What you need to do:
Check each line of the entries below for the string "związane"; copy every line where it appears.

[Saved entries]
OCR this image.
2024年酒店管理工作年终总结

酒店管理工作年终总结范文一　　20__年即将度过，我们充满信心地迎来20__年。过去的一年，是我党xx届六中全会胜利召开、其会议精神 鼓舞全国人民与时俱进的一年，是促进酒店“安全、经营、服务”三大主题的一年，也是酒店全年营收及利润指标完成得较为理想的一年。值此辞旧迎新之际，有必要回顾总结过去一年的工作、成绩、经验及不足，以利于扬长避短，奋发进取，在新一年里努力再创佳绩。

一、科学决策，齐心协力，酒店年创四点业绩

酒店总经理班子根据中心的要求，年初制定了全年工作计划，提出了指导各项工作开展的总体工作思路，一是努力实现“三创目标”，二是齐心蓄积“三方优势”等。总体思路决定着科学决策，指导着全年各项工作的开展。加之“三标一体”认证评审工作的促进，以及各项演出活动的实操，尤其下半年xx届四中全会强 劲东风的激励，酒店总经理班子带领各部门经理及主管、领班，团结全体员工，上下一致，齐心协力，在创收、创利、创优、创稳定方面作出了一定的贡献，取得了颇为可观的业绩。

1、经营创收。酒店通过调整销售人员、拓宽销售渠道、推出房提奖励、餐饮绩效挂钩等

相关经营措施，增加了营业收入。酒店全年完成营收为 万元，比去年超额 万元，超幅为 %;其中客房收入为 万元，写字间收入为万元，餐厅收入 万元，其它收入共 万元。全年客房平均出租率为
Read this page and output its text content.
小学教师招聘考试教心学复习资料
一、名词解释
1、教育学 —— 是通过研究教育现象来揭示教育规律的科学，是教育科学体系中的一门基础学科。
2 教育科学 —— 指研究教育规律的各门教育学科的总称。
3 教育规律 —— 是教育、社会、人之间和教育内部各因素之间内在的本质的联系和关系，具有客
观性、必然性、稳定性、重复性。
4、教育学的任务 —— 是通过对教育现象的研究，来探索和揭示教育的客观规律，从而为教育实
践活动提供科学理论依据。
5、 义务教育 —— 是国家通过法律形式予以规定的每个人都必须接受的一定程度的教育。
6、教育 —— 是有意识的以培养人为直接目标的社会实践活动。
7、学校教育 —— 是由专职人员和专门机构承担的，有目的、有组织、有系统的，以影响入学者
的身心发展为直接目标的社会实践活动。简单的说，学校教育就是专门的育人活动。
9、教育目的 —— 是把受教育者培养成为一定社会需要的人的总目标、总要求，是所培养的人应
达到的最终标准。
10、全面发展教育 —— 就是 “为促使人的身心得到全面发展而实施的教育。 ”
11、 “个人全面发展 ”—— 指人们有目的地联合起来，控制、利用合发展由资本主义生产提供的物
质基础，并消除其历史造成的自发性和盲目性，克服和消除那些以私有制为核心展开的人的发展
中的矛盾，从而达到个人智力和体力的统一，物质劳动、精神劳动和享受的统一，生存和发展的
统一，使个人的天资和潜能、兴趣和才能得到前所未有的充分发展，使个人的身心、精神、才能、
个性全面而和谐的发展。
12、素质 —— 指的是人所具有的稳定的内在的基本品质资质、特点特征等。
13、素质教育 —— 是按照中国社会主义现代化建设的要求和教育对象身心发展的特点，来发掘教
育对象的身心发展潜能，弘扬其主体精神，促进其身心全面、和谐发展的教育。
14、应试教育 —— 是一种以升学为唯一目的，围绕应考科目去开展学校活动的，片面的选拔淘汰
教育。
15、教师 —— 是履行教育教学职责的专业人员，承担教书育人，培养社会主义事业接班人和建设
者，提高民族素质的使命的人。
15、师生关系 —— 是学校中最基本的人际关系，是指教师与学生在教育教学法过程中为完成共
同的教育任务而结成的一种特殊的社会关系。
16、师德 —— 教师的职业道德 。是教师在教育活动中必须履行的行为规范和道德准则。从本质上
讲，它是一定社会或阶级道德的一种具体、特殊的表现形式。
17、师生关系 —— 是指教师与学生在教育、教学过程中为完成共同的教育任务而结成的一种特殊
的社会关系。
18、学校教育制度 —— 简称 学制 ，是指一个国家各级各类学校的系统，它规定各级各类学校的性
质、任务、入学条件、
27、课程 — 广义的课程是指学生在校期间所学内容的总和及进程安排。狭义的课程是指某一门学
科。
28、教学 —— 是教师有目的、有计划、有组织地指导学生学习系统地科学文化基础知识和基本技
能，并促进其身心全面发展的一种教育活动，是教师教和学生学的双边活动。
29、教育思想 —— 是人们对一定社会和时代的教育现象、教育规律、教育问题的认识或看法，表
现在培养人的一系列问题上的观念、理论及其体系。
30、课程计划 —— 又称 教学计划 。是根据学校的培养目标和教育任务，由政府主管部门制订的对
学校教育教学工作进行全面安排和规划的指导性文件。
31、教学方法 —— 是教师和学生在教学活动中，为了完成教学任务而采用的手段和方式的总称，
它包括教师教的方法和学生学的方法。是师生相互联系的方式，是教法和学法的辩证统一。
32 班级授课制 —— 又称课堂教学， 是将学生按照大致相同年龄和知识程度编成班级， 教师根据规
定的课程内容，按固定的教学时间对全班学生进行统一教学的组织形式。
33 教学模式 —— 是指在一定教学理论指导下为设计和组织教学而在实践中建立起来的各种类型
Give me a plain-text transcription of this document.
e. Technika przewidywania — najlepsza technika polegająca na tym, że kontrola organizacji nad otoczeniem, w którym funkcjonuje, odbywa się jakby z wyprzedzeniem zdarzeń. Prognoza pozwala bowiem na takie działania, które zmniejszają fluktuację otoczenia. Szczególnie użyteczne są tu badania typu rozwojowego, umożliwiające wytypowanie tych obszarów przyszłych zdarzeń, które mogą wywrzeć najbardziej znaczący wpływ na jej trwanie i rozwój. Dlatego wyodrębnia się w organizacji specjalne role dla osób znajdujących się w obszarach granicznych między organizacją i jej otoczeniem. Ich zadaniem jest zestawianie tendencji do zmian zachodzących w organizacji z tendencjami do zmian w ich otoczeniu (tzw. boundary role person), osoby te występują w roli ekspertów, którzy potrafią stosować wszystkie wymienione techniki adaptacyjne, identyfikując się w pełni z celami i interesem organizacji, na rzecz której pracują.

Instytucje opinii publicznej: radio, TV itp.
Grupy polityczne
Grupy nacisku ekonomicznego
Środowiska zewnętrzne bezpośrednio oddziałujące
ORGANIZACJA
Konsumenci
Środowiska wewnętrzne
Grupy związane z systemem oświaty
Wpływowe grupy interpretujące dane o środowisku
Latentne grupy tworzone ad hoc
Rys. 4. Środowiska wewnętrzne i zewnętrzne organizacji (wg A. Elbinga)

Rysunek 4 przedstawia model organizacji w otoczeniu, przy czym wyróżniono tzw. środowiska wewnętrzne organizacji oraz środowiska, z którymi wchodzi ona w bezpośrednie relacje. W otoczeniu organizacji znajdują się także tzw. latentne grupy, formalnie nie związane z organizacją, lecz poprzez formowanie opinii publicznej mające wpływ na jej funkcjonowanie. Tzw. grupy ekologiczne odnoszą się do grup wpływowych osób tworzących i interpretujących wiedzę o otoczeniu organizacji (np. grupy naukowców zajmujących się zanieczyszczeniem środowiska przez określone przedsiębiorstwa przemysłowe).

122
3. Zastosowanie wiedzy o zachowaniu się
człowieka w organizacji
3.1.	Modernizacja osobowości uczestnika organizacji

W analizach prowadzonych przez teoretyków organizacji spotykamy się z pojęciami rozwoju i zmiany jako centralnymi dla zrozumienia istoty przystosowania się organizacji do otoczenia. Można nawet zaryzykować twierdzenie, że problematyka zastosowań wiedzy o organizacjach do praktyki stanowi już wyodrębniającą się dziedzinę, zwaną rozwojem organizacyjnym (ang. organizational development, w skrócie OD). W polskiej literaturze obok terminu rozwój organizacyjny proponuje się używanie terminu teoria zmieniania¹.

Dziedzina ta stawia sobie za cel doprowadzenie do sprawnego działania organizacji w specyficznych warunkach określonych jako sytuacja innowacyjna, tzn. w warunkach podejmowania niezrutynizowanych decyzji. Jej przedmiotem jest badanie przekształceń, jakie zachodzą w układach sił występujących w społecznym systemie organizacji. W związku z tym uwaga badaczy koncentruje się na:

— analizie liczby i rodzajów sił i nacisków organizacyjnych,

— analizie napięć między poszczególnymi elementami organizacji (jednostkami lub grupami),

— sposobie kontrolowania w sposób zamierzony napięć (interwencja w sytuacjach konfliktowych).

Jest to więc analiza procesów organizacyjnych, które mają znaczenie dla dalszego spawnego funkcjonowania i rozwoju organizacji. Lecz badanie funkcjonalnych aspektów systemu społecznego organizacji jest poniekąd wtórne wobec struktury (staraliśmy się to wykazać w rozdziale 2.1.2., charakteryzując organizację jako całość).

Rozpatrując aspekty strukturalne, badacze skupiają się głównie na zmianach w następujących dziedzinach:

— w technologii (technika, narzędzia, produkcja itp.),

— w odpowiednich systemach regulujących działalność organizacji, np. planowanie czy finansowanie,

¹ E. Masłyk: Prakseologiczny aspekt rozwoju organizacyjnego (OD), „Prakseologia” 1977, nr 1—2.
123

Task answer:
Grupy związane z systemem oświaty
Rysunek 4 przedstawia model organizacji w otoczeniu, przy czym wyróżniono tzw. środowiska wewnętrzne organizacji oraz środowiska, z którymi wchodzi ona w bezpośrednie relacje. W otoczeniu organizacji znajdują się także tzw. latentne grupy, formalnie nie związane z organizacją, lecz poprzez formowanie opinii publicznej mające wpływ na jej funkcjonowanie. Tzw. grupy ekologiczne odnoszą się do grup wpływowych osób tworzących i interpretujących wiedzę o otoczeniu organizacji (np. grupy naukowców zajmujących się zanieczyszczeniem środowiska przez określone przedsiębiorstwa przemysłowe).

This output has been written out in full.